STATED PROBLEM – Provide only the number of lines in the data below that contain the word "User".

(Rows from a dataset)
↓
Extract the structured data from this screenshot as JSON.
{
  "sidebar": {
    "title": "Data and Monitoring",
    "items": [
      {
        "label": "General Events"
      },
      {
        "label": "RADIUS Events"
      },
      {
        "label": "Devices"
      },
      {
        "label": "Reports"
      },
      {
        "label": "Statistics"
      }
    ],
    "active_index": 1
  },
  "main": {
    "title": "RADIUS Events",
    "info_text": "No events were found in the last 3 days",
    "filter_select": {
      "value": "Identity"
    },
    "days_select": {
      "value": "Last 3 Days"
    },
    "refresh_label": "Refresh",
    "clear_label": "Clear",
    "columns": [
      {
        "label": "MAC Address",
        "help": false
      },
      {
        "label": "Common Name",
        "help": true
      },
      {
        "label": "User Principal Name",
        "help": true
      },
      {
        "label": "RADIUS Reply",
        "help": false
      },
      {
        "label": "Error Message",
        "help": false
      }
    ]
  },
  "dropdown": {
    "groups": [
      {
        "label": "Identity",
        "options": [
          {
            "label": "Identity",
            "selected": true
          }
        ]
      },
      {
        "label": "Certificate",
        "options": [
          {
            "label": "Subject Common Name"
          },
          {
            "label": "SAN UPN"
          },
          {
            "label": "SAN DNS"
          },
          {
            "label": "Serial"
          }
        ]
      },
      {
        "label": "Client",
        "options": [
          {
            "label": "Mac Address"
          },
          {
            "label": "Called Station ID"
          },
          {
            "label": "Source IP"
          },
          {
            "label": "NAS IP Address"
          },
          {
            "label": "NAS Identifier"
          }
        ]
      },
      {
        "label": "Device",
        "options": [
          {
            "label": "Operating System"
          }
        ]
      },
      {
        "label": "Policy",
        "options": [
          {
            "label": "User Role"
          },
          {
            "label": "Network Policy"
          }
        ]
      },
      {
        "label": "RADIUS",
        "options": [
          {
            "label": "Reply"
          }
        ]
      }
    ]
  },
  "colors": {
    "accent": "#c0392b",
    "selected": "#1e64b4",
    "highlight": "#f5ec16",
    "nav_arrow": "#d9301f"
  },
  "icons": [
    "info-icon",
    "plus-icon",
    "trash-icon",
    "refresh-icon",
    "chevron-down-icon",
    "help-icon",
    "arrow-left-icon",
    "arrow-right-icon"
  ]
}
↑
TASK RESULT – 2